WHAT IS EXPECTED: Without including any pictures, copy each entry below exactly.

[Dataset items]
** Begin **

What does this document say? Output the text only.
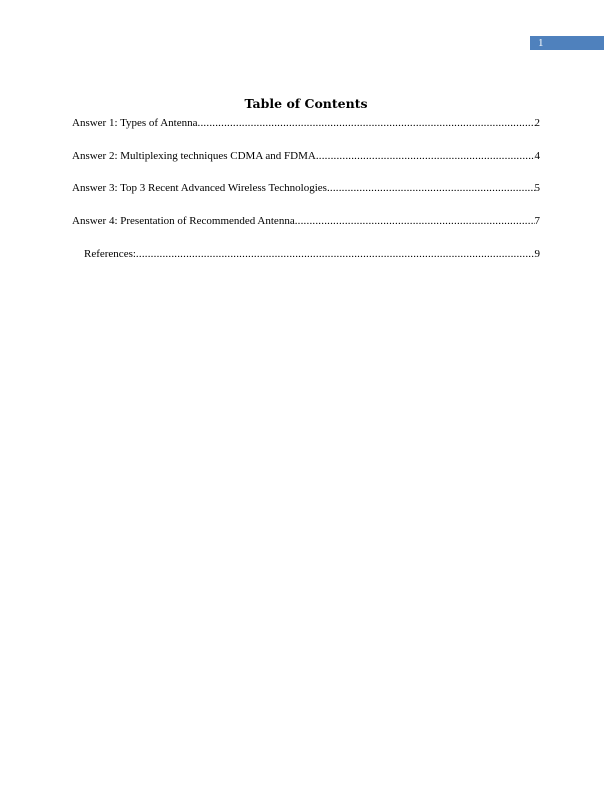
1
Table of Contents
Answer 1: Types of Antenna .....	2
Answer 2: Multiplexing techniques CDMA and FDMA .....	4
Answer 3: Top 3 Recent Advanced Wireless Technologies .....	5
Answer 4: Presentation of Recommended Antenna .....	7
References: .....	9
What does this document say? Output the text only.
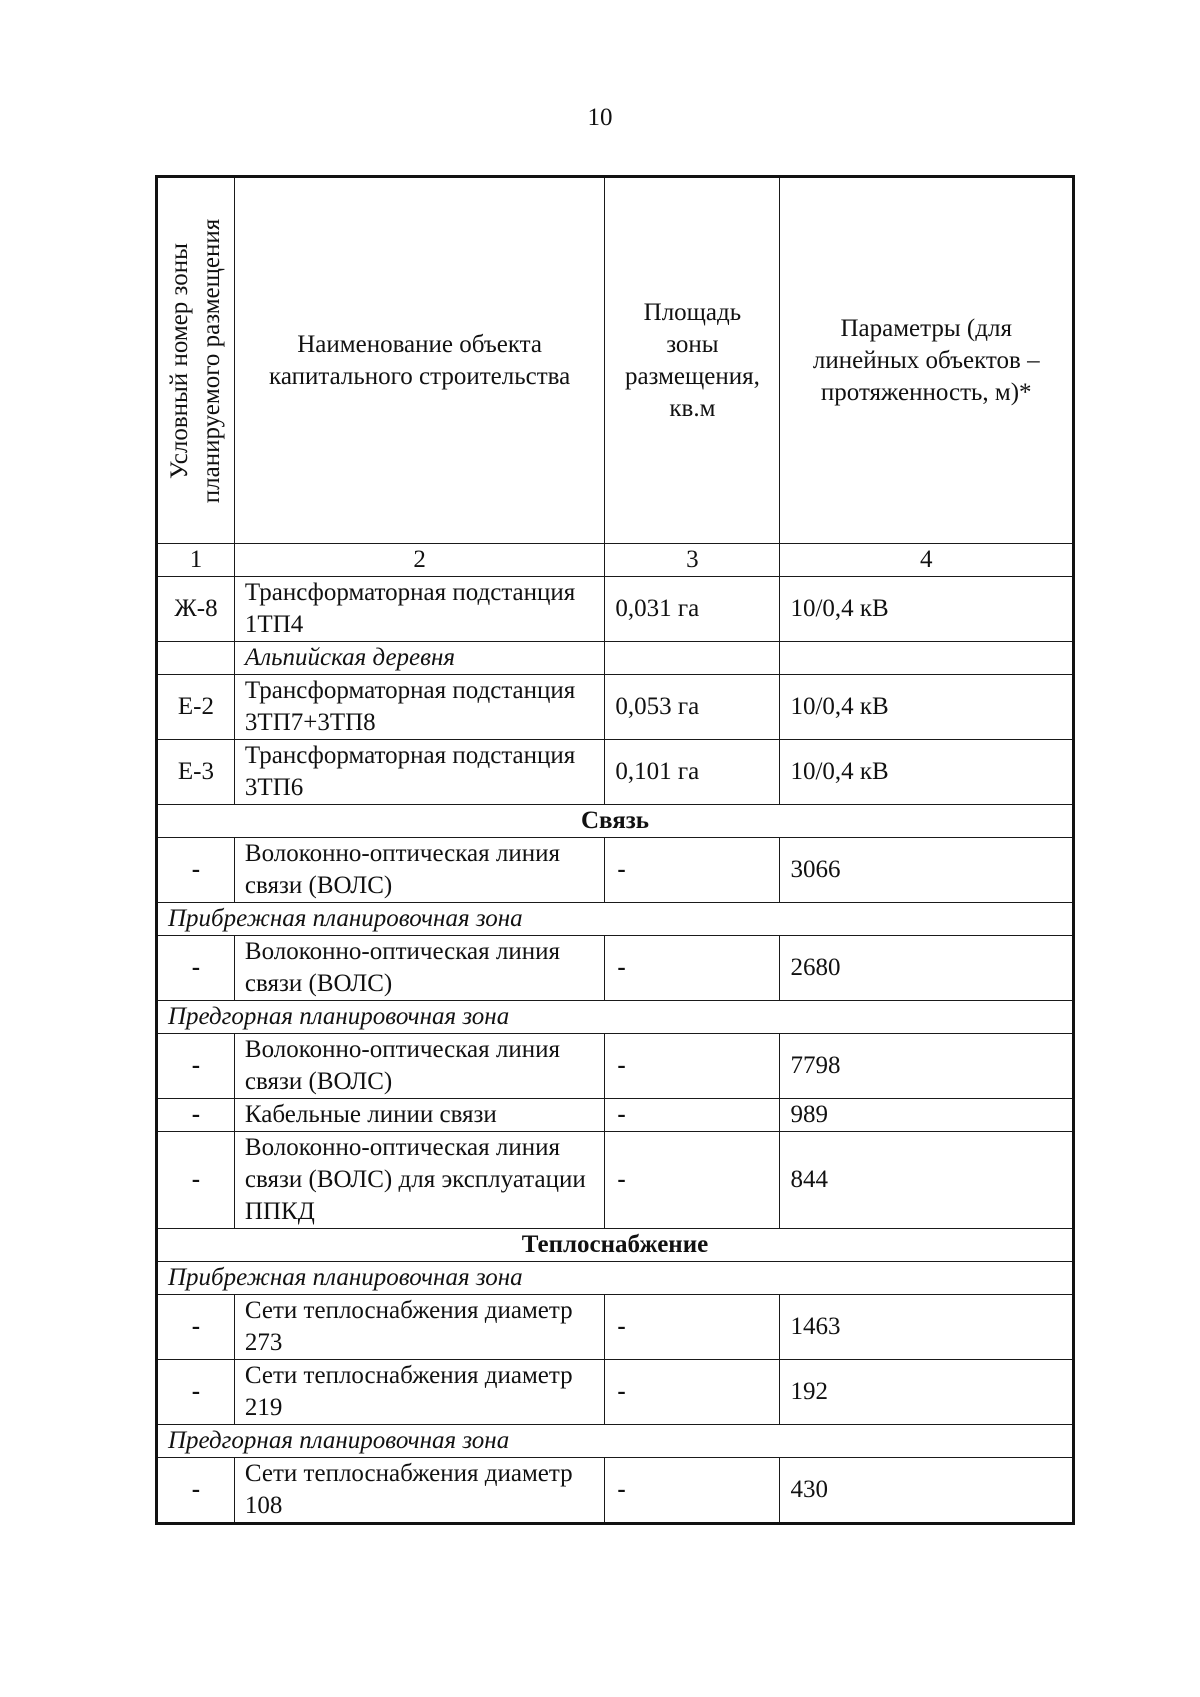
10
Условный номер зоны планируемого размещения	Наименование объекта капитального строительства	Площадь зоны размещения, кв.м	Параметры (для линейных объектов – протяженность, м)*
1	2	3	4
Ж-8	Трансформаторная подстанция 1ТП4	0,031 га	10/0,4 кВ
	Альпийская деревня		
Е-2	Трансформаторная подстанция 3ТП7+3ТП8	0,053 га	10/0,4 кВ
Е-3	Трансформаторная подстанция 3ТП6	0,101 га	10/0,4 кВ
Связь			
-	Волоконно-оптическая линия связи (ВОЛС)	-	3066
Прибрежная планировочная зона			
-	Волоконно-оптическая линия связи (ВОЛС)	-	2680
Предгорная планировочная зона			
-	Волоконно-оптическая линия связи (ВОЛС)	-	7798
-	Кабельные линии связи	-	989
-	Волоконно-оптическая линия связи (ВОЛС) для эксплуатации ППКД	-	844
Теплоснабжение			
Прибрежная планировочная зона			
-	Сети теплоснабжения диаметр 273	-	1463
-	Сети теплоснабжения диаметр 219	-	192
Предгорная планировочная зона			
-	Сети теплоснабжения диаметр 108	-	430
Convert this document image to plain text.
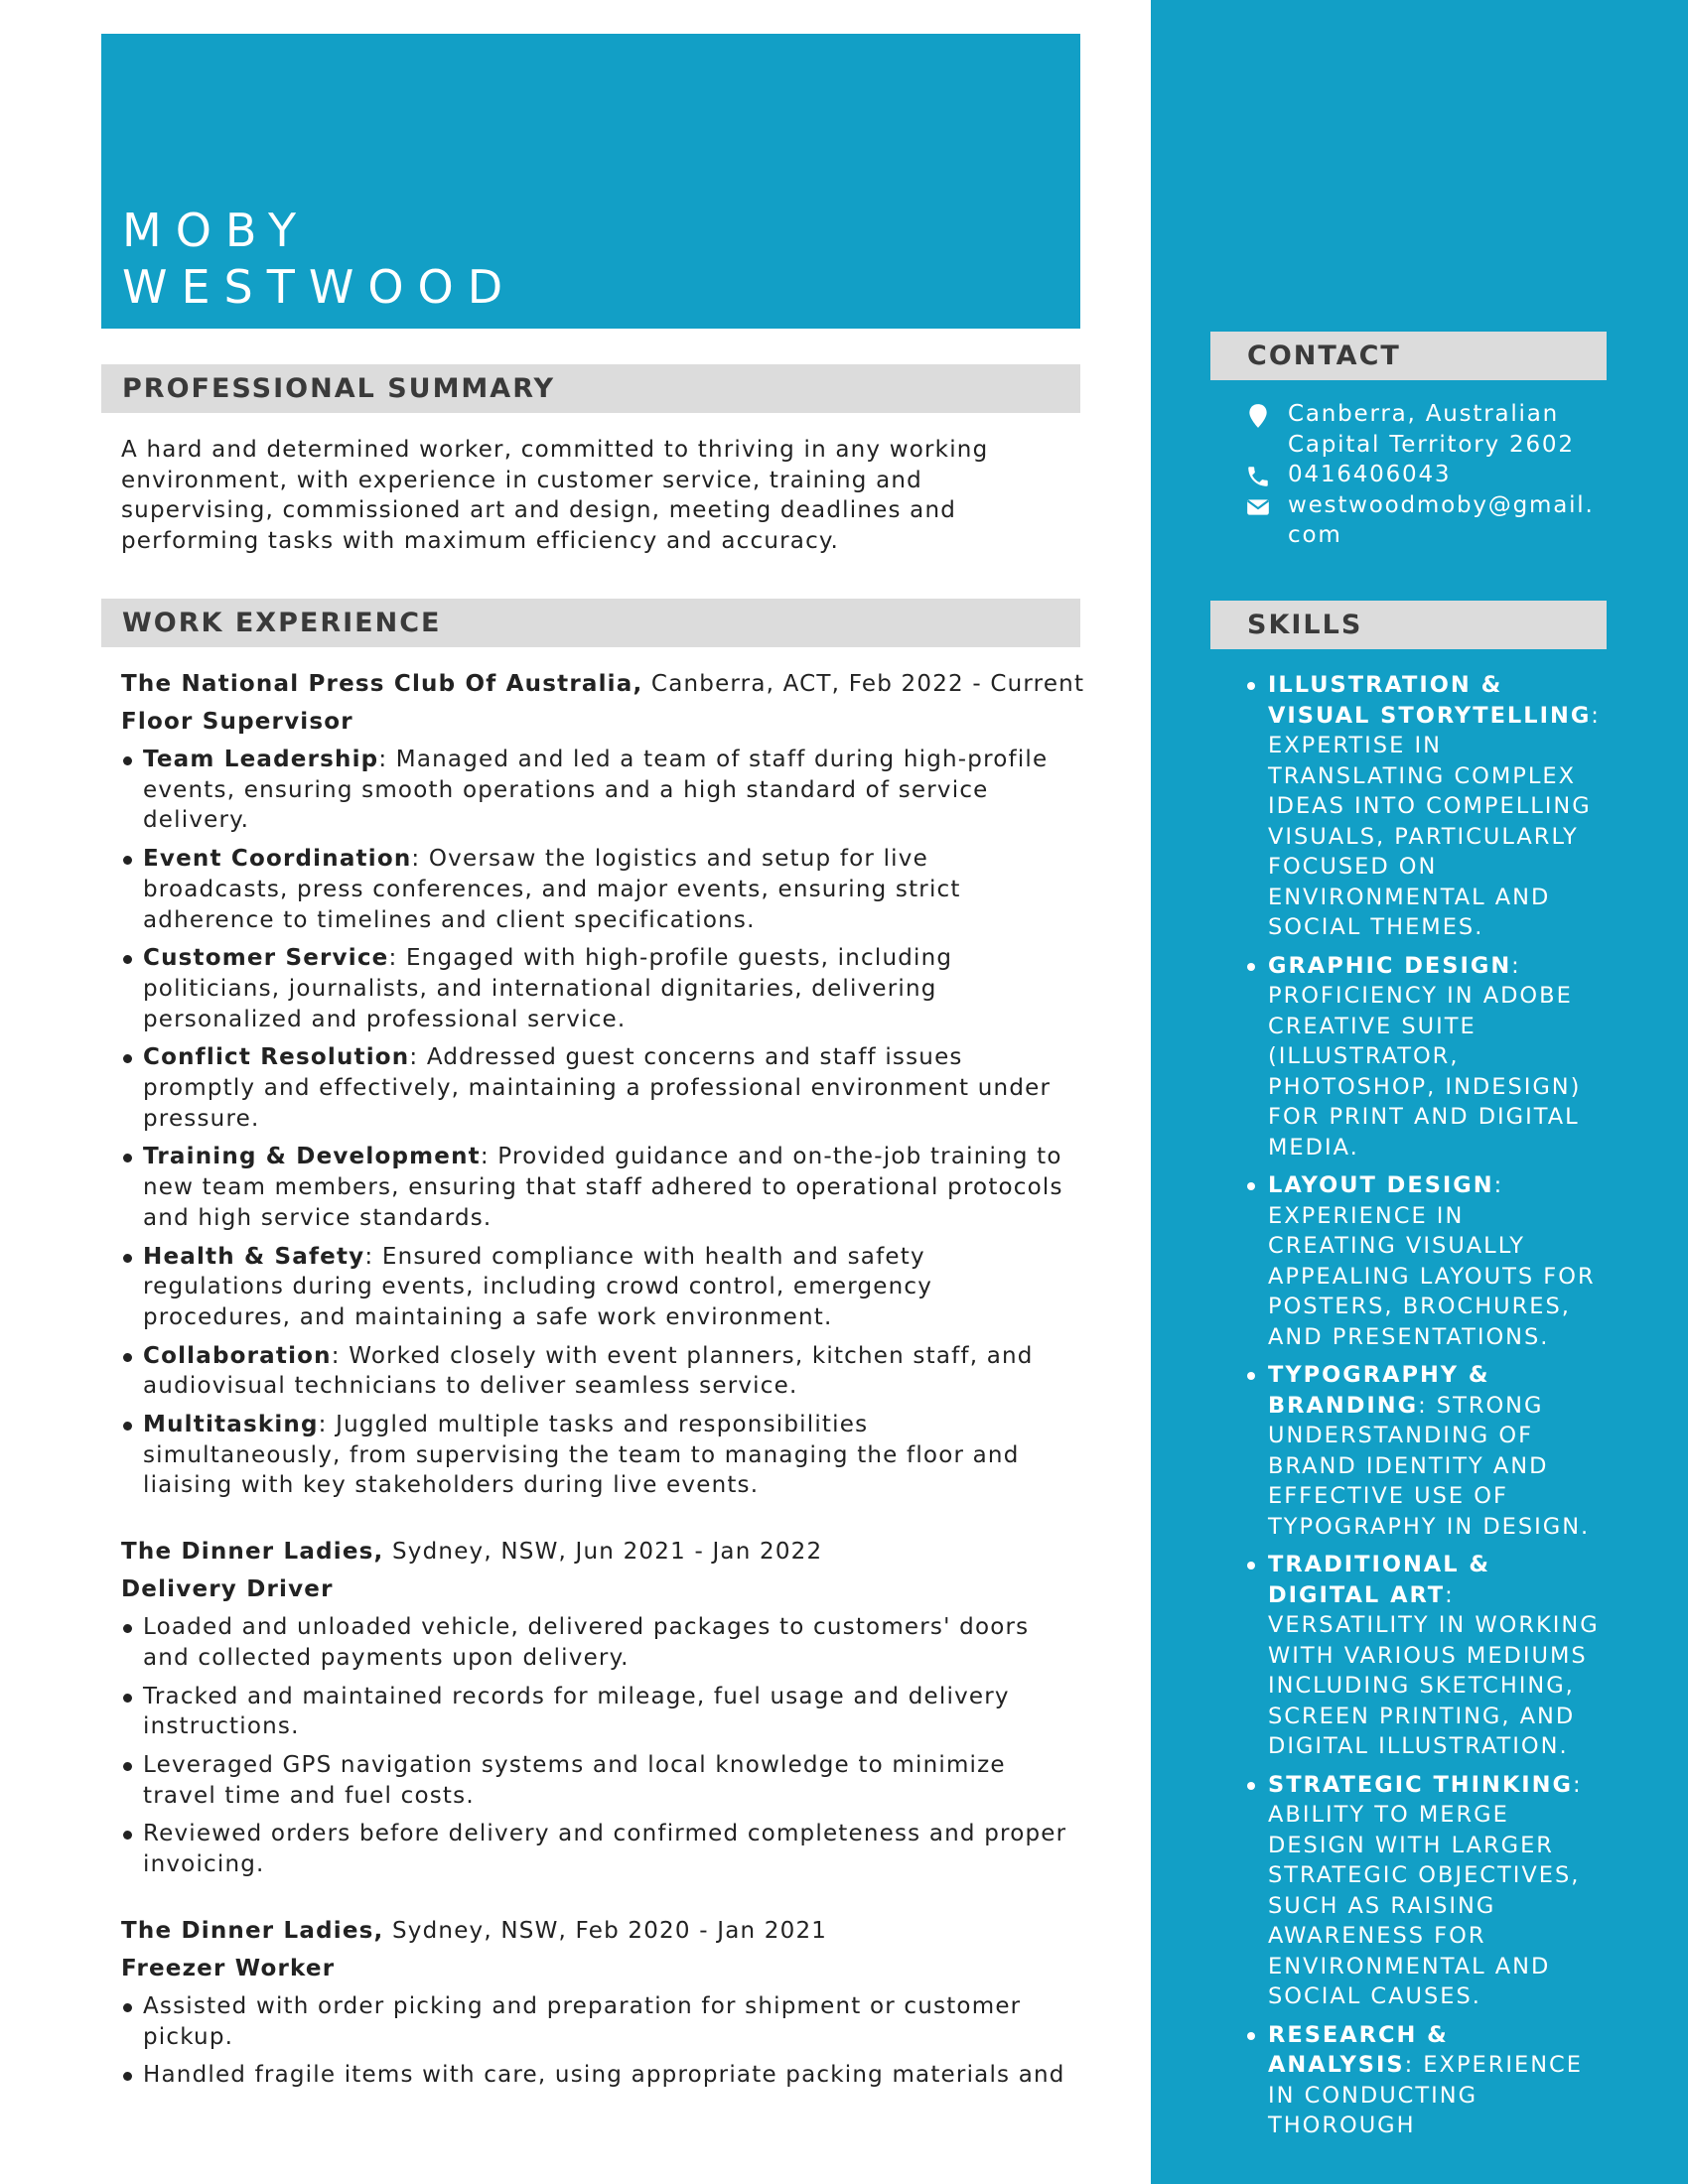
MOBY
WESTWOOD
PROFESSIONAL SUMMARY
A hard and determined worker, committed to thriving in any working environment, with experience in customer service, training and supervising, commissioned art and design, meeting deadlines and performing tasks with maximum efficiency and accuracy.
WORK EXPERIENCE
The National Press Club Of Australia, Canberra, ACT, Feb 2022 - Current
Floor Supervisor
Team Leadership: Managed and led a team of staff during high-profile events, ensuring smooth operations and a high standard of service delivery.
Event Coordination: Oversaw the logistics and setup for live broadcasts, press conferences, and major events, ensuring strict adherence to timelines and client specifications.
Customer Service: Engaged with high-profile guests, including politicians, journalists, and international dignitaries, delivering personalized and professional service.
Conflict Resolution: Addressed guest concerns and staff issues promptly and effectively, maintaining a professional environment under pressure.
Training & Development: Provided guidance and on-the-job training to new team members, ensuring that staff adhered to operational protocols and high service standards.
Health & Safety: Ensured compliance with health and safety regulations during events, including crowd control, emergency procedures, and maintaining a safe work environment.
Collaboration: Worked closely with event planners, kitchen staff, and audiovisual technicians to deliver seamless service.
Multitasking: Juggled multiple tasks and responsibilities simultaneously, from supervising the team to managing the floor and liaising with key stakeholders during live events.
The Dinner Ladies, Sydney, NSW, Jun 2021 - Jan 2022
Delivery Driver
Loaded and unloaded vehicle, delivered packages to customers' doors and collected payments upon delivery.
Tracked and maintained records for mileage, fuel usage and delivery instructions.
Leveraged GPS navigation systems and local knowledge to minimize travel time and fuel costs.
Reviewed orders before delivery and confirmed completeness and proper invoicing.
The Dinner Ladies, Sydney, NSW, Feb 2020 - Jan 2021
Freezer Worker
Assisted with order picking and preparation for shipment or customer pickup.
Handled fragile items with care, using appropriate packing materials and
CONTACT
Canberra, Australian Capital Territory 2602
0416406043
westwoodmoby@gmail.com
SKILLS
ILLUSTRATION & VISUAL STORYTELLING: EXPERTISE IN TRANSLATING COMPLEX IDEAS INTO COMPELLING VISUALS, PARTICULARLY FOCUSED ON ENVIRONMENTAL AND SOCIAL THEMES.
GRAPHIC DESIGN: PROFICIENCY IN ADOBE CREATIVE SUITE (ILLUSTRATOR, PHOTOSHOP, INDESIGN) FOR PRINT AND DIGITAL MEDIA.
LAYOUT DESIGN: EXPERIENCE IN CREATING VISUALLY APPEALING LAYOUTS FOR POSTERS, BROCHURES, AND PRESENTATIONS.
TYPOGRAPHY & BRANDING: STRONG UNDERSTANDING OF BRAND IDENTITY AND EFFECTIVE USE OF TYPOGRAPHY IN DESIGN.
TRADITIONAL & DIGITAL ART: VERSATILITY IN WORKING WITH VARIOUS MEDIUMS INCLUDING SKETCHING, SCREEN PRINTING, AND DIGITAL ILLUSTRATION.
STRATEGIC THINKING: ABILITY TO MERGE DESIGN WITH LARGER STRATEGIC OBJECTIVES, SUCH AS RAISING AWARENESS FOR ENVIRONMENTAL AND SOCIAL CAUSES.
RESEARCH & ANALYSIS: EXPERIENCE IN CONDUCTING THOROUGH
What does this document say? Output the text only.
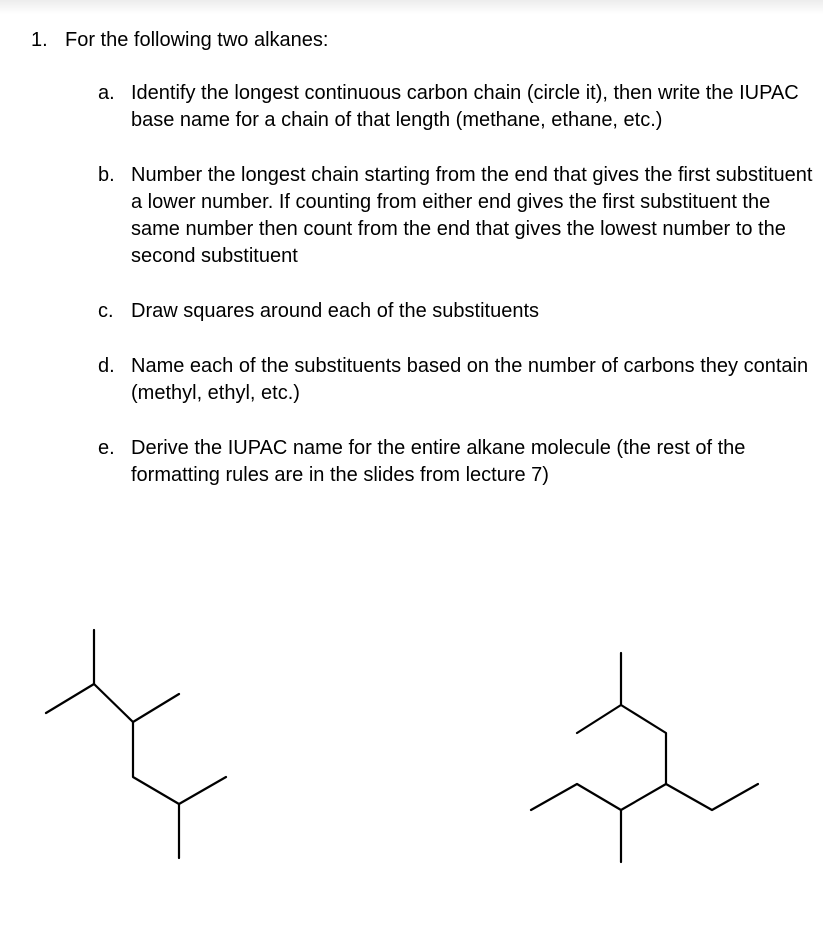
1. For the following two alkanes:
a. Identify the longest continuous carbon chain (circle it), then write the IUPAC base name for a chain of that length (methane, ethane, etc.)
b. Number the longest chain starting from the end that gives the first substituent a lower number. If counting from either end gives the first substituent the same number then count from the end that gives the lowest number to the second substituent
c. Draw squares around each of the substituents
d. Name each of the substituents based on the number of carbons they contain (methyl, ethyl, etc.)
e. Derive the IUPAC name for the entire alkane molecule (the rest of the formatting rules are in the slides from lecture 7)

** End **

SOLUTION TO THE PROBLEM:
What does this document say? Output the text only.
1
Table of Contents
Answer 1: Types of Antenna .....	2
Answer 2: Multiplexing techniques CDMA and FDMA .....	4
Answer 3: Top 3 Recent Advanced Wireless Technologies .....	5
Answer 4: Presentation of Recommended Antenna .....	7
References: .....	9
What does this document say? Output the text only.
10
Условный номер зоны планируемого размещения	Наименование объекта капитального строительства	Площадь зоны размещения, кв.м	Параметры (для линейных объектов – протяженность, м)*
1	2	3	4
Ж-8	Трансформаторная подстанция 1ТП4	0,031 га	10/0,4 кВ
	Альпийская деревня		
Е-2	Трансформаторная подстанция 3ТП7+3ТП8	0,053 га	10/0,4 кВ
Е-3	Трансформаторная подстанция 3ТП6	0,101 га	10/0,4 кВ
Связь			
-	Волоконно-оптическая линия связи (ВОЛС)	-	3066
Прибрежная планировочная зона			
-	Волоконно-оптическая линия связи (ВОЛС)	-	2680
Предгорная планировочная зона			
-	Волоконно-оптическая линия связи (ВОЛС)	-	7798
-	Кабельные линии связи	-	989
-	Волоконно-оптическая линия связи (ВОЛС) для эксплуатации ППКД	-	844
Теплоснабжение			
Прибрежная планировочная зона			
-	Сети теплоснабжения диаметр 273	-	1463
-	Сети теплоснабжения диаметр 219	-	192
Предгорная планировочная зона			
-	Сети теплоснабжения диаметр 108	-	430
Convert this document image to plain text.
MOBY
WESTWOOD
PROFESSIONAL SUMMARY
A hard and determined worker, committed to thriving in any working environment, with experience in customer service, training and supervising, commissioned art and design, meeting deadlines and performing tasks with maximum efficiency and accuracy.
WORK EXPERIENCE
The National Press Club Of Australia, Canberra, ACT, Feb 2022 - Current
Floor Supervisor
Team Leadership: Managed and led a team of staff during high-profile events, ensuring smooth operations and a high standard of service delivery.
Event Coordination: Oversaw the logistics and setup for live broadcasts, press conferences, and major events, ensuring strict adherence to timelines and client specifications.
Customer Service: Engaged with high-profile guests, including politicians, journalists, and international dignitaries, delivering personalized and professional service.
Conflict Resolution: Addressed guest concerns and staff issues promptly and effectively, maintaining a professional environment under pressure.
Training & Development: Provided guidance and on-the-job training to new team members, ensuring that staff adhered to operational protocols and high service standards.
Health & Safety: Ensured compliance with health and safety regulations during events, including crowd control, emergency procedures, and maintaining a safe work environment.
Collaboration: Worked closely with event planners, kitchen staff, and audiovisual technicians to deliver seamless service.
Multitasking: Juggled multiple tasks and responsibilities simultaneously, from supervising the team to managing the floor and liaising with key stakeholders during live events.
The Dinner Ladies, Sydney, NSW, Jun 2021 - Jan 2022
Delivery Driver
Loaded and unloaded vehicle, delivered packages to customers' doors and collected payments upon delivery.
Tracked and maintained records for mileage, fuel usage and delivery instructions.
Leveraged GPS navigation systems and local knowledge to minimize travel time and fuel costs.
Reviewed orders before delivery and confirmed completeness and proper invoicing.
The Dinner Ladies, Sydney, NSW, Feb 2020 - Jan 2021
Freezer Worker
Assisted with order picking and preparation for shipment or customer pickup.
Handled fragile items with care, using appropriate packing materials and
CONTACT
Canberra, Australian Capital Territory 2602
0416406043
westwoodmoby@gmail.com
SKILLS
ILLUSTRATION & VISUAL STORYTELLING: EXPERTISE IN TRANSLATING COMPLEX IDEAS INTO COMPELLING VISUALS, PARTICULARLY FOCUSED ON ENVIRONMENTAL AND SOCIAL THEMES.
GRAPHIC DESIGN: PROFICIENCY IN ADOBE CREATIVE SUITE (ILLUSTRATOR, PHOTOSHOP, INDESIGN) FOR PRINT AND DIGITAL MEDIA.
LAYOUT DESIGN: EXPERIENCE IN CREATING VISUALLY APPEALING LAYOUTS FOR POSTERS, BROCHURES, AND PRESENTATIONS.
TYPOGRAPHY & BRANDING: STRONG UNDERSTANDING OF BRAND IDENTITY AND EFFECTIVE USE OF TYPOGRAPHY IN DESIGN.
TRADITIONAL & DIGITAL ART: VERSATILITY IN WORKING WITH VARIOUS MEDIUMS INCLUDING SKETCHING, SCREEN PRINTING, AND DIGITAL ILLUSTRATION.
STRATEGIC THINKING: ABILITY TO MERGE DESIGN WITH LARGER STRATEGIC OBJECTIVES, SUCH AS RAISING AWARENESS FOR ENVIRONMENTAL AND SOCIAL CAUSES.
RESEARCH & ANALYSIS: EXPERIENCE IN CONDUCTING THOROUGH
What does this document say? Output the text only.
1. For the following two alkanes:
a. Identify the longest continuous carbon chain (circle it), then write the IUPAC base name for a chain of that length (methane, ethane, etc.)
b. Number the longest chain starting from the end that gives the first substituent a lower number. If counting from either end gives the first substituent the same number then count from the end that gives the lowest number to the second substituent
c. Draw squares around each of the substituents
d. Name each of the substituents based on the number of carbons they contain (methyl, ethyl, etc.)
e. Derive the IUPAC name for the entire alkane molecule (the rest of the formatting rules are in the slides from lecture 7)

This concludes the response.